*** LISTED RECORDS ***
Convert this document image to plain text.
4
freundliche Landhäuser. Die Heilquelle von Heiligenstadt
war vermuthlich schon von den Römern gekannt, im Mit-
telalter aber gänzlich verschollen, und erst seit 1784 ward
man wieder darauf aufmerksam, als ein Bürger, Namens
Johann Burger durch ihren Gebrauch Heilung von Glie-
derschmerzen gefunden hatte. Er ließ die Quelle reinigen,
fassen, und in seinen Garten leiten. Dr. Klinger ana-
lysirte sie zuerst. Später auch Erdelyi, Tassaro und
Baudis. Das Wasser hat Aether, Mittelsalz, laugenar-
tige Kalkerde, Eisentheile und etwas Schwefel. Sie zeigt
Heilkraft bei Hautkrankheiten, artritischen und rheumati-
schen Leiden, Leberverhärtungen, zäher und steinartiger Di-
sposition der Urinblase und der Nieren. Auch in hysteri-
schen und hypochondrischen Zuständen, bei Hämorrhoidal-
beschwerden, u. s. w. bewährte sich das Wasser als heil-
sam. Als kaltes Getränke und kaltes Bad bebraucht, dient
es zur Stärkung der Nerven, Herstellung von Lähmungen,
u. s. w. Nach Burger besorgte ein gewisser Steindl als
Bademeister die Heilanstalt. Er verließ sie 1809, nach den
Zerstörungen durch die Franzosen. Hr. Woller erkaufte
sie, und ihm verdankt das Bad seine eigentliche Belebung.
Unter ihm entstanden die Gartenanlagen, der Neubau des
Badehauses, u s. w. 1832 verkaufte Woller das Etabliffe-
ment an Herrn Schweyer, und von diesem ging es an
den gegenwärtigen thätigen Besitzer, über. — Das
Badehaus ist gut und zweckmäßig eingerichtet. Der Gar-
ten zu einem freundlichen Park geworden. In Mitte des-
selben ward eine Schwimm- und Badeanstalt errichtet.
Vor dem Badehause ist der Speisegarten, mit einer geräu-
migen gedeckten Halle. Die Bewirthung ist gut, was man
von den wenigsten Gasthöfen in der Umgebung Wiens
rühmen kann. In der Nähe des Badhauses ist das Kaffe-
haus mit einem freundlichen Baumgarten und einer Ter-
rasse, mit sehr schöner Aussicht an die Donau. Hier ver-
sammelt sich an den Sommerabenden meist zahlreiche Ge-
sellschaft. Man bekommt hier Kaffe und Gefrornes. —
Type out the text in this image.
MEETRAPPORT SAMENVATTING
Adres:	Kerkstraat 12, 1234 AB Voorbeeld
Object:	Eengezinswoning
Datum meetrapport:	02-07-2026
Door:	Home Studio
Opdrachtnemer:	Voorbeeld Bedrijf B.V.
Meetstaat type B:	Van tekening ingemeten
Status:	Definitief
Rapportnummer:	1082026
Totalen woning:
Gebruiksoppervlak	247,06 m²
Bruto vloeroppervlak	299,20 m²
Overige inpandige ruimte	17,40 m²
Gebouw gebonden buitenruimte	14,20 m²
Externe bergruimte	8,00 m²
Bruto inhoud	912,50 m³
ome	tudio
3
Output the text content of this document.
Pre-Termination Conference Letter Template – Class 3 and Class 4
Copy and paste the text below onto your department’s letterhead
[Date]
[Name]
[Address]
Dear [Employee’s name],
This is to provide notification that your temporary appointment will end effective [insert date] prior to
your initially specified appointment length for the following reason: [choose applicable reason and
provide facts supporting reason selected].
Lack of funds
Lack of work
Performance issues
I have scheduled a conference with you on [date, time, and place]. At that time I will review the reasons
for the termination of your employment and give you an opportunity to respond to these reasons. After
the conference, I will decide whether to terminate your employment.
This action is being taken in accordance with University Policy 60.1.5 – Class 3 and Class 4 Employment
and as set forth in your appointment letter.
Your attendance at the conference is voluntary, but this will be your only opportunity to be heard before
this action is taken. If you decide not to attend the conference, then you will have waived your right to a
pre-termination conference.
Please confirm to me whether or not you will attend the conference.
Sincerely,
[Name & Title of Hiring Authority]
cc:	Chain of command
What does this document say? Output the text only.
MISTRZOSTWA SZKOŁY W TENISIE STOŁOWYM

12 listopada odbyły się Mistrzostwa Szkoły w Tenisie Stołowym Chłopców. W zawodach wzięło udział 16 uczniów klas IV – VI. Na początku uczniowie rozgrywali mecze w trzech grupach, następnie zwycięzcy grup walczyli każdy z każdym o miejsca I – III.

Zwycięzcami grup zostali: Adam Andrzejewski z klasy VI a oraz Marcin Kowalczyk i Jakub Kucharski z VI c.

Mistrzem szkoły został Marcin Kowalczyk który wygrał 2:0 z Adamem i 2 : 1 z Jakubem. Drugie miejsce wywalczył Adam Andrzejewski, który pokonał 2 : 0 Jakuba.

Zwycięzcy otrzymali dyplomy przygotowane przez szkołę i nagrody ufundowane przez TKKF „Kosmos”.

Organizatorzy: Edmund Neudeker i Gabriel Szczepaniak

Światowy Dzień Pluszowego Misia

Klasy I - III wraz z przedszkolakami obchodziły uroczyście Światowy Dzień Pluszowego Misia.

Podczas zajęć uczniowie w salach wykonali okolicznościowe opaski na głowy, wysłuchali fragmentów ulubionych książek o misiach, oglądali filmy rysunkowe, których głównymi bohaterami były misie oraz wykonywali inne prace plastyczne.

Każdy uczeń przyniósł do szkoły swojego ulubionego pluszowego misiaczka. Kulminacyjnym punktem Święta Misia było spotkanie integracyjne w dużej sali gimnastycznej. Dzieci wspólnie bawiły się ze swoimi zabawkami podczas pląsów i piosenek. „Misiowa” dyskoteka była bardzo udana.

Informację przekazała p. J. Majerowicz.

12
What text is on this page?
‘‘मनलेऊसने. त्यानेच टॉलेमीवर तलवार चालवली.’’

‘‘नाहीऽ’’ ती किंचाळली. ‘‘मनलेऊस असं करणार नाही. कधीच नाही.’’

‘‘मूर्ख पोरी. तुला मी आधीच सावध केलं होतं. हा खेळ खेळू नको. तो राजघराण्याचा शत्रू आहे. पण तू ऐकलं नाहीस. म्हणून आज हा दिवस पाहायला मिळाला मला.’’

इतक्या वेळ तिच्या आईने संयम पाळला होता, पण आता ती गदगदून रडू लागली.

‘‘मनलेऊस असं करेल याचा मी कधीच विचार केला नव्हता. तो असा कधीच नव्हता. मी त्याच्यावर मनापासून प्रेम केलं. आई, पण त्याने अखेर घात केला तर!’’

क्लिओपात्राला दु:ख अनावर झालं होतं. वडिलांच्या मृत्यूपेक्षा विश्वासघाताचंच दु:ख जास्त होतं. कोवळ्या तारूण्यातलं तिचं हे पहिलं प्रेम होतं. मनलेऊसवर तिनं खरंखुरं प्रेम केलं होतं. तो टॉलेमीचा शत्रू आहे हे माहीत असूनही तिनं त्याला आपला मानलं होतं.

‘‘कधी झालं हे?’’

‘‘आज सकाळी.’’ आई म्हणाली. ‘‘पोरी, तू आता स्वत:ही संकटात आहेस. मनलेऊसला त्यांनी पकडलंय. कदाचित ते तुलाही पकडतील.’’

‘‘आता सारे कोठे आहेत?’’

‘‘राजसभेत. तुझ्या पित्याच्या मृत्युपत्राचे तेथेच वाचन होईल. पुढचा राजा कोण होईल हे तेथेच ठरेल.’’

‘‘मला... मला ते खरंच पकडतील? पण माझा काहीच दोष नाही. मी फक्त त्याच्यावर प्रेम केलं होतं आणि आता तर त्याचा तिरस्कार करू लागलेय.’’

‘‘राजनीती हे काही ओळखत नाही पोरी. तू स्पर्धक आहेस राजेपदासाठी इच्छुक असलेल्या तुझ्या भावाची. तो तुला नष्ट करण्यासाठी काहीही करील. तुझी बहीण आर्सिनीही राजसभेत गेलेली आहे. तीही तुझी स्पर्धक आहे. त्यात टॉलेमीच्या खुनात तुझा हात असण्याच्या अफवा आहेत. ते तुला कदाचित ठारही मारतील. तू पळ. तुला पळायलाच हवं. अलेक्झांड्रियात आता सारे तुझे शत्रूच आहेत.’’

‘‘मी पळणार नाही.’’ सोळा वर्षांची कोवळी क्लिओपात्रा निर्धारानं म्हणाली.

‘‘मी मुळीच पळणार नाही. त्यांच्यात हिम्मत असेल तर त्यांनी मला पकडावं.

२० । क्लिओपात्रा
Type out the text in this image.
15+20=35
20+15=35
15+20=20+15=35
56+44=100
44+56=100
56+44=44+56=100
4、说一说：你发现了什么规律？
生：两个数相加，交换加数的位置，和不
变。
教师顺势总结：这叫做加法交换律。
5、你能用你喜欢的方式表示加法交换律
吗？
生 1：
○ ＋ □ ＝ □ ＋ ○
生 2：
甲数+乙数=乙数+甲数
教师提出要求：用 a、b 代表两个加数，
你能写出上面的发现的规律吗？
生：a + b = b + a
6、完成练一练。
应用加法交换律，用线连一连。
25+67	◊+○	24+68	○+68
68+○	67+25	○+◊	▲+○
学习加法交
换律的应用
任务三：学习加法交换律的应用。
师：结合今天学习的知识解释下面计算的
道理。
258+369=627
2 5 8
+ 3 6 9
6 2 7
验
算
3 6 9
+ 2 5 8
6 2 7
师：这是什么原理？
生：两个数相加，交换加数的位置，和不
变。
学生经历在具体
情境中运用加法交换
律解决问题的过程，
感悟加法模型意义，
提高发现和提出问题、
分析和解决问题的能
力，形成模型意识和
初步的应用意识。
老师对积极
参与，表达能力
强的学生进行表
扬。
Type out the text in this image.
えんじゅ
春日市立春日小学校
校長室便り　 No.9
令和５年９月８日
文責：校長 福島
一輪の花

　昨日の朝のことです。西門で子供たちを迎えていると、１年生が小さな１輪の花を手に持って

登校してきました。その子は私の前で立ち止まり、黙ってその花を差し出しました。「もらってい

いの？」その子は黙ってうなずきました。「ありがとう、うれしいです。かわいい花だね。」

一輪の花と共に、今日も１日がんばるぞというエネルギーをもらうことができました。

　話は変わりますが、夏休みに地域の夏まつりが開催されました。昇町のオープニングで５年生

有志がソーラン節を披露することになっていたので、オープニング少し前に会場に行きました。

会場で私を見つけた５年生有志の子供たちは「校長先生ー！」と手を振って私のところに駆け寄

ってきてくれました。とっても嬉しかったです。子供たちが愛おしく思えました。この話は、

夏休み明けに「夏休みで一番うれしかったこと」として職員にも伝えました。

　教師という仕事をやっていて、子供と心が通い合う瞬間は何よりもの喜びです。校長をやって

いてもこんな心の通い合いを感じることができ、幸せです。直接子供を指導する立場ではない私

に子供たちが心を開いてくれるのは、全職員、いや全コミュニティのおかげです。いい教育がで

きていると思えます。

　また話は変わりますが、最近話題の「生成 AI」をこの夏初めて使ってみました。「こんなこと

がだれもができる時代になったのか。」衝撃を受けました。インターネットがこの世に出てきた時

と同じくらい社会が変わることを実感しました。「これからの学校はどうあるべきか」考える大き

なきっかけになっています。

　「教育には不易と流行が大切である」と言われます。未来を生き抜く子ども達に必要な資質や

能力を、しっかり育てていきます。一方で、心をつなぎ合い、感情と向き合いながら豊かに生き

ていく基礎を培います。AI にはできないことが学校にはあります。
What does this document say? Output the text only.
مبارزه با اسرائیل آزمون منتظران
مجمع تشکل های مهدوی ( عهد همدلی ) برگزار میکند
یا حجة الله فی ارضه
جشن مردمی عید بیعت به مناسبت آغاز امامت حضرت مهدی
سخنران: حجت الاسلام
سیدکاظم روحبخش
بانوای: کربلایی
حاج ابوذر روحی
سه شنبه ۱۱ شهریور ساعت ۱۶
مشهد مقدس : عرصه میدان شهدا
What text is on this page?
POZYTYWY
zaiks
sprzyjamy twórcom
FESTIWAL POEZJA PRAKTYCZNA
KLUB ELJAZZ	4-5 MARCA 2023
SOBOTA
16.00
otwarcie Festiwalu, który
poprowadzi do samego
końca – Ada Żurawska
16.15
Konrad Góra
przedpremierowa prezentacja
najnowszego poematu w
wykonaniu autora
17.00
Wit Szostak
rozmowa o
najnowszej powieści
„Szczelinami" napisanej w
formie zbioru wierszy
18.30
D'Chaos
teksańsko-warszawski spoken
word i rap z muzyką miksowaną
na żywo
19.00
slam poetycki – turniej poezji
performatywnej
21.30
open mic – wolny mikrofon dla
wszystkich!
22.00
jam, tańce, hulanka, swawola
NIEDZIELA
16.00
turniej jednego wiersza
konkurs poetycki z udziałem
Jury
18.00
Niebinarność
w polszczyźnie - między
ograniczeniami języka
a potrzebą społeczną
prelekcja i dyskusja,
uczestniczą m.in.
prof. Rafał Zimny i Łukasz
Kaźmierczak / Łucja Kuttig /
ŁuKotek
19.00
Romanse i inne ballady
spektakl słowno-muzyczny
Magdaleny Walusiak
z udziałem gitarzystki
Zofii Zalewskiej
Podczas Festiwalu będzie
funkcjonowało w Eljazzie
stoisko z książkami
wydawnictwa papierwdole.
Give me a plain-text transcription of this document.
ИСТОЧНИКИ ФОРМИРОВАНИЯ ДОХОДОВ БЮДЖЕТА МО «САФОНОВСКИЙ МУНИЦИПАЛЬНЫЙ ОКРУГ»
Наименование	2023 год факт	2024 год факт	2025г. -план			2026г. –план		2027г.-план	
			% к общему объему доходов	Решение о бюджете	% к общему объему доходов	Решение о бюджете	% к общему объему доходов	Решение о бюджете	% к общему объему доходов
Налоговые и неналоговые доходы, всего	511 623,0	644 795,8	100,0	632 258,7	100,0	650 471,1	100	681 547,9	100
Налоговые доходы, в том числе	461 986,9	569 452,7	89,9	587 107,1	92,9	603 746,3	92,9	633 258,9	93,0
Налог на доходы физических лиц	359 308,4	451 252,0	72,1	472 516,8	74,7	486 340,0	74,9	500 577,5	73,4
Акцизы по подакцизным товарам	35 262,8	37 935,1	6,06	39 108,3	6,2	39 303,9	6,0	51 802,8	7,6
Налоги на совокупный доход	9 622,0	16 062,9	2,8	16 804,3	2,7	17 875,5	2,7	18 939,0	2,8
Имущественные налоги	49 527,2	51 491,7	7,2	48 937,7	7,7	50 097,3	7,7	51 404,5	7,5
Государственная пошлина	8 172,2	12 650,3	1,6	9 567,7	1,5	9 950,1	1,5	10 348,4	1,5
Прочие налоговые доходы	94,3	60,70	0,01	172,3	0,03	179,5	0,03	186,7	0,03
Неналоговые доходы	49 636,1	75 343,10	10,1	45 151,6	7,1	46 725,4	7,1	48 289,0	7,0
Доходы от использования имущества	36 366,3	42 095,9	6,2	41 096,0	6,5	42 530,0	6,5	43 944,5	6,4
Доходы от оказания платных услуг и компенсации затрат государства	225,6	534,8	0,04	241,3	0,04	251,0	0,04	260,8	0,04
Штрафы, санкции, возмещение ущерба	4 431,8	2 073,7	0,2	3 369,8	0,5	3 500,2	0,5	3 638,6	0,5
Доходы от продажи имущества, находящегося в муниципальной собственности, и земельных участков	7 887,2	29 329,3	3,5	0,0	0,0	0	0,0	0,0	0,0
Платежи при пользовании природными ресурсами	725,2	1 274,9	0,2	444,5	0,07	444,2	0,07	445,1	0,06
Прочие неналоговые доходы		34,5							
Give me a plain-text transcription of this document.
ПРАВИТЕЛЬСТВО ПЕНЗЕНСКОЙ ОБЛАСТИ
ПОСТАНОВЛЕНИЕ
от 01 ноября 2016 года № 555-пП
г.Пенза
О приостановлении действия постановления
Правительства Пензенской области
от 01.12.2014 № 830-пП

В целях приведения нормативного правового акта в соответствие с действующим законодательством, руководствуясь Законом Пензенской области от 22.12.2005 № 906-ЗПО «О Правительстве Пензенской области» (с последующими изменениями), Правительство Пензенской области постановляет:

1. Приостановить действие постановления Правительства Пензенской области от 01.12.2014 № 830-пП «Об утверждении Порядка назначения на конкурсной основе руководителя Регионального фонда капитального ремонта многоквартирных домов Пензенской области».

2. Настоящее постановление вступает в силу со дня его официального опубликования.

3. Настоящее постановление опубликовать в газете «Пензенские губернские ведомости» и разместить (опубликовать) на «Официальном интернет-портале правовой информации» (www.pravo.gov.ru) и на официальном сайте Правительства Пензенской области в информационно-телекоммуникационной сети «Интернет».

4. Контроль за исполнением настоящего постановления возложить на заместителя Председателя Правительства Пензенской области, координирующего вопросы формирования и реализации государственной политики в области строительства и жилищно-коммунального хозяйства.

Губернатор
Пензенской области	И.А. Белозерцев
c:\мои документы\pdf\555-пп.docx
***
◆ **WRITTEN INSTRUCTION**: Identify every line holding the word "whether" and copy it out.

◆ **EXPECTED OUTPUT**:
the conference, I will decide whether to terminate your employment.
Please confirm to me whether or not you will attend the conference.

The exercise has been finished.